● **Aim of the task**
Leaving the pictures aside, transcribe every line below exactly.

● **Records for the task**

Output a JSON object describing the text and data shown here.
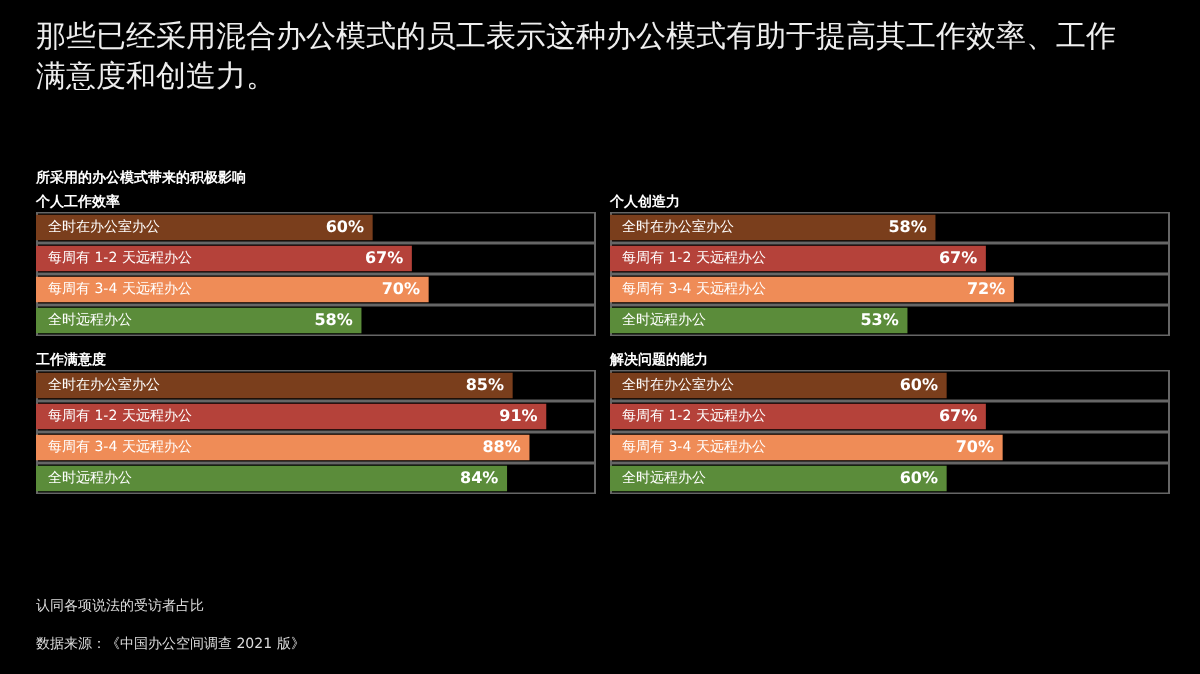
{
  "chart_data": [
    {
      "type": "other",
      "title": "那些已经采用混合办公模式的员工表示这种办公模式有助于提高其工作效率、工作满意度和创造力。",
      "subtitle": "所采用的办公模式带来的积极影响",
      "annotations": [
        "认同各项说法的受访者占比",
        "数据来源：《中国办公空间调查 2021 版》"
      ]
    },
    {
      "type": "bar",
      "orientation": "horizontal",
      "title": "个人工作效率",
      "categories": [
        "全时在办公室办公",
        "每周有 1-2 天远程办公",
        "每周有 3-4 天远程办公",
        "全时远程办公"
      ],
      "values": [
        60,
        67,
        70,
        58
      ],
      "value_labels": [
        "60%",
        "67%",
        "70%",
        "58%"
      ],
      "colors": [
        "#7a3e1c",
        "#b5423a",
        "#ef8c57",
        "#5b8c3a"
      ],
      "xlim": [
        0,
        100
      ],
      "tick_labels": false
    },
    {
      "type": "bar",
      "orientation": "horizontal",
      "title": "个人创造力",
      "categories": [
        "全时在办公室办公",
        "每周有 1-2 天远程办公",
        "每周有 3-4 天远程办公",
        "全时远程办公"
      ],
      "values": [
        58,
        67,
        72,
        53
      ],
      "value_labels": [
        "58%",
        "67%",
        "72%",
        "53%"
      ],
      "colors": [
        "#7a3e1c",
        "#b5423a",
        "#ef8c57",
        "#5b8c3a"
      ],
      "xlim": [
        0,
        100
      ],
      "tick_labels": false
    },
    {
      "type": "bar",
      "orientation": "horizontal",
      "title": "工作满意度",
      "categories": [
        "全时在办公室办公",
        "每周有 1-2 天远程办公",
        "每周有 3-4 天远程办公",
        "全时远程办公"
      ],
      "values": [
        85,
        91,
        88,
        84
      ],
      "value_labels": [
        "85%",
        "91%",
        "88%",
        "84%"
      ],
      "colors": [
        "#7a3e1c",
        "#b5423a",
        "#ef8c57",
        "#5b8c3a"
      ],
      "xlim": [
        0,
        100
      ],
      "tick_labels": false
    },
    {
      "type": "bar",
      "orientation": "horizontal",
      "title": "解决问题的能力",
      "categories": [
        "全时在办公室办公",
        "每周有 1-2 天远程办公",
        "每周有 3-4 天远程办公",
        "全时远程办公"
      ],
      "values": [
        60,
        67,
        70,
        60
      ],
      "value_labels": [
        "60%",
        "67%",
        "70%",
        "60%"
      ],
      "colors": [
        "#7a3e1c",
        "#b5423a",
        "#ef8c57",
        "#5b8c3a"
      ],
      "xlim": [
        0,
        100
      ],
      "tick_labels": false
    }
  ]
}
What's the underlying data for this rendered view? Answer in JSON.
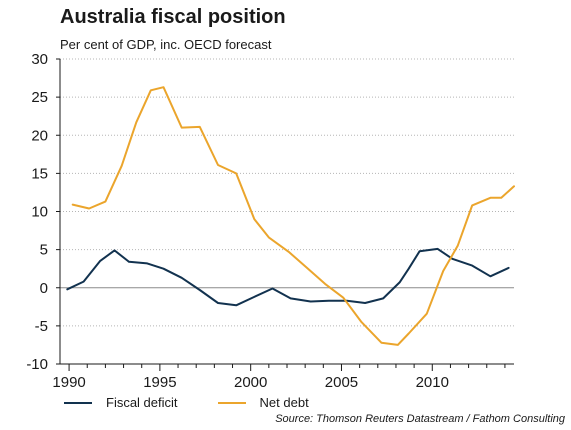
{
  "chart_data": {
    "type": "line",
    "title": "Australia fiscal position",
    "subtitle": "Per cent of GDP, inc. OECD forecast",
    "xlabel": "",
    "ylabel": "",
    "xlim": [
      1989.5,
      2014.5
    ],
    "ylim": [
      -10,
      30
    ],
    "x_ticks": [
      1990,
      1995,
      2000,
      2005,
      2010
    ],
    "y_ticks": [
      30,
      25,
      20,
      15,
      10,
      5,
      0,
      -5,
      -10
    ],
    "grid": true,
    "legend_position": "bottom-left",
    "series": [
      {
        "name": "Fiscal deficit",
        "color": "#12324f",
        "x": [
          1989.9,
          1990.8,
          1991.7,
          1992.5,
          1993.3,
          1994.3,
          1995.2,
          1996.2,
          1997.2,
          1998.2,
          1999.2,
          2000.2,
          2001.2,
          2002.2,
          2003.3,
          2004.3,
          2005.3,
          2006.3,
          2007.3,
          2008.2,
          2008.7,
          2009.3,
          2010.3,
          2011.1,
          2012.2,
          2013.2,
          2014.2
        ],
        "values": [
          -0.2,
          0.8,
          3.5,
          4.9,
          3.4,
          3.2,
          2.5,
          1.3,
          -0.3,
          -2.0,
          -2.3,
          -1.2,
          -0.1,
          -1.4,
          -1.8,
          -1.7,
          -1.7,
          -2.0,
          -1.4,
          0.7,
          2.5,
          4.8,
          5.1,
          3.8,
          2.9,
          1.5,
          2.6
        ]
      },
      {
        "name": "Net debt",
        "color": "#eba52c",
        "x": [
          1990.2,
          1991.1,
          1992.0,
          1992.9,
          1993.7,
          1994.5,
          1995.2,
          1996.2,
          1997.2,
          1998.2,
          1999.2,
          2000.2,
          2001.0,
          2002.1,
          2003.1,
          2004.1,
          2005.1,
          2006.1,
          2007.2,
          2008.1,
          2008.7,
          2009.7,
          2010.6,
          2011.4,
          2012.2,
          2013.2,
          2013.8,
          2014.5
        ],
        "values": [
          10.9,
          10.4,
          11.3,
          16.0,
          21.7,
          25.9,
          26.3,
          21.0,
          21.1,
          16.1,
          15.0,
          9.0,
          6.6,
          4.7,
          2.6,
          0.5,
          -1.3,
          -4.5,
          -7.2,
          -7.5,
          -6.0,
          -3.4,
          2.2,
          5.5,
          10.8,
          11.8,
          11.8,
          13.3
        ]
      }
    ],
    "source": "Source: Thomson Reuters Datastream / Fathom Consulting"
  }
}
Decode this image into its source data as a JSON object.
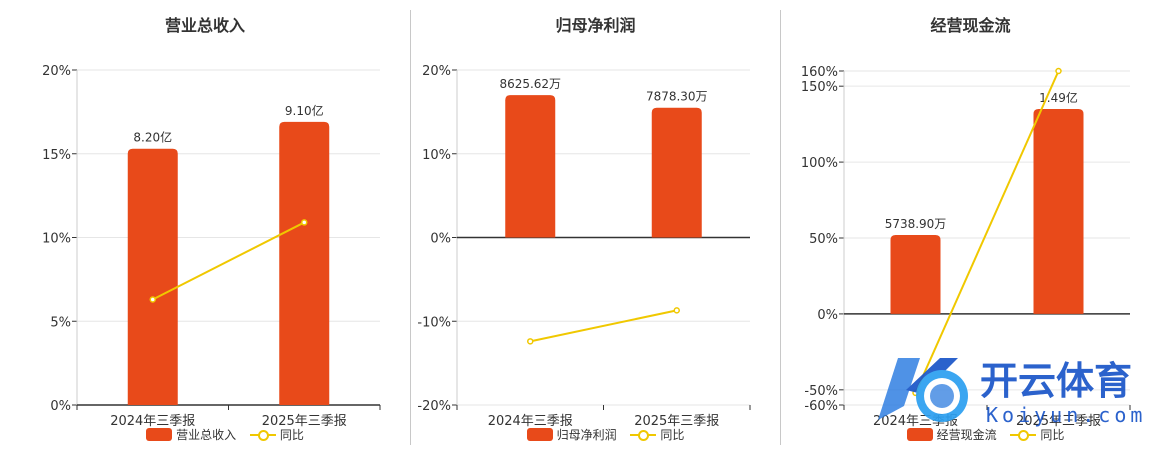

● **Problem solution**
Output a JSON object describing the text and data shown here.
{
  "chart_data": [
    {
      "type": "other",
      "title": "那些已经采用混合办公模式的员工表示这种办公模式有助于提高其工作效率、工作满意度和创造力。",
      "subtitle": "所采用的办公模式带来的积极影响",
      "annotations": [
        "认同各项说法的受访者占比",
        "数据来源：《中国办公空间调查 2021 版》"
      ]
    },
    {
      "type": "bar",
      "orientation": "horizontal",
      "title": "个人工作效率",
      "categories": [
        "全时在办公室办公",
        "每周有 1-2 天远程办公",
        "每周有 3-4 天远程办公",
        "全时远程办公"
      ],
      "values": [
        60,
        67,
        70,
        58
      ],
      "value_labels": [
        "60%",
        "67%",
        "70%",
        "58%"
      ],
      "colors": [
        "#7a3e1c",
        "#b5423a",
        "#ef8c57",
        "#5b8c3a"
      ],
      "xlim": [
        0,
        100
      ],
      "tick_labels": false
    },
    {
      "type": "bar",
      "orientation": "horizontal",
      "title": "个人创造力",
      "categories": [
        "全时在办公室办公",
        "每周有 1-2 天远程办公",
        "每周有 3-4 天远程办公",
        "全时远程办公"
      ],
      "values": [
        58,
        67,
        72,
        53
      ],
      "value_labels": [
        "58%",
        "67%",
        "72%",
        "53%"
      ],
      "colors": [
        "#7a3e1c",
        "#b5423a",
        "#ef8c57",
        "#5b8c3a"
      ],
      "xlim": [
        0,
        100
      ],
      "tick_labels": false
    },
    {
      "type": "bar",
      "orientation": "horizontal",
      "title": "工作满意度",
      "categories": [
        "全时在办公室办公",
        "每周有 1-2 天远程办公",
        "每周有 3-4 天远程办公",
        "全时远程办公"
      ],
      "values": [
        85,
        91,
        88,
        84
      ],
      "value_labels": [
        "85%",
        "91%",
        "88%",
        "84%"
      ],
      "colors": [
        "#7a3e1c",
        "#b5423a",
        "#ef8c57",
        "#5b8c3a"
      ],
      "xlim": [
        0,
        100
      ],
      "tick_labels": false
    },
    {
      "type": "bar",
      "orientation": "horizontal",
      "title": "解决问题的能力",
      "categories": [
        "全时在办公室办公",
        "每周有 1-2 天远程办公",
        "每周有 3-4 天远程办公",
        "全时远程办公"
      ],
      "values": [
        60,
        67,
        70,
        60
      ],
      "value_labels": [
        "60%",
        "67%",
        "70%",
        "60%"
      ],
      "colors": [
        "#7a3e1c",
        "#b5423a",
        "#ef8c57",
        "#5b8c3a"
      ],
      "xlim": [
        0,
        100
      ],
      "tick_labels": false
    }
  ]
}
What's the underlying data for this rendered view? Answer in JSON.
{
  "chart_data": {
    "type": "line",
    "title": "Australia fiscal position",
    "subtitle": "Per cent of GDP, inc. OECD forecast",
    "xlabel": "",
    "ylabel": "",
    "xlim": [
      1989.5,
      2014.5
    ],
    "ylim": [
      -10,
      30
    ],
    "x_ticks": [
      1990,
      1995,
      2000,
      2005,
      2010
    ],
    "y_ticks": [
      30,
      25,
      20,
      15,
      10,
      5,
      0,
      -5,
      -10
    ],
    "grid": true,
    "legend_position": "bottom-left",
    "series": [
      {
        "name": "Fiscal deficit",
        "color": "#12324f",
        "x": [
          1989.9,
          1990.8,
          1991.7,
          1992.5,
          1993.3,
          1994.3,
          1995.2,
          1996.2,
          1997.2,
          1998.2,
          1999.2,
          2000.2,
          2001.2,
          2002.2,
          2003.3,
          2004.3,
          2005.3,
          2006.3,
          2007.3,
          2008.2,
          2008.7,
          2009.3,
          2010.3,
          2011.1,
          2012.2,
          2013.2,
          2014.2
        ],
        "values": [
          -0.2,
          0.8,
          3.5,
          4.9,
          3.4,
          3.2,
          2.5,
          1.3,
          -0.3,
          -2.0,
          -2.3,
          -1.2,
          -0.1,
          -1.4,
          -1.8,
          -1.7,
          -1.7,
          -2.0,
          -1.4,
          0.7,
          2.5,
          4.8,
          5.1,
          3.8,
          2.9,
          1.5,
          2.6
        ]
      },
      {
        "name": "Net debt",
        "color": "#eba52c",
        "x": [
          1990.2,
          1991.1,
          1992.0,
          1992.9,
          1993.7,
          1994.5,
          1995.2,
          1996.2,
          1997.2,
          1998.2,
          1999.2,
          2000.2,
          2001.0,
          2002.1,
          2003.1,
          2004.1,
          2005.1,
          2006.1,
          2007.2,
          2008.1,
          2008.7,
          2009.7,
          2010.6,
          2011.4,
          2012.2,
          2013.2,
          2013.8,
          2014.5
        ],
        "values": [
          10.9,
          10.4,
          11.3,
          16.0,
          21.7,
          25.9,
          26.3,
          21.0,
          21.1,
          16.1,
          15.0,
          9.0,
          6.6,
          4.7,
          2.6,
          0.5,
          -1.3,
          -4.5,
          -7.2,
          -7.5,
          -6.0,
          -3.4,
          2.2,
          5.5,
          10.8,
          11.8,
          11.8,
          13.3
        ]
      }
    ],
    "source": "Source: Thomson Reuters Datastream / Fathom Consulting"
  }
}
Decode this image into its source data as a JSON object.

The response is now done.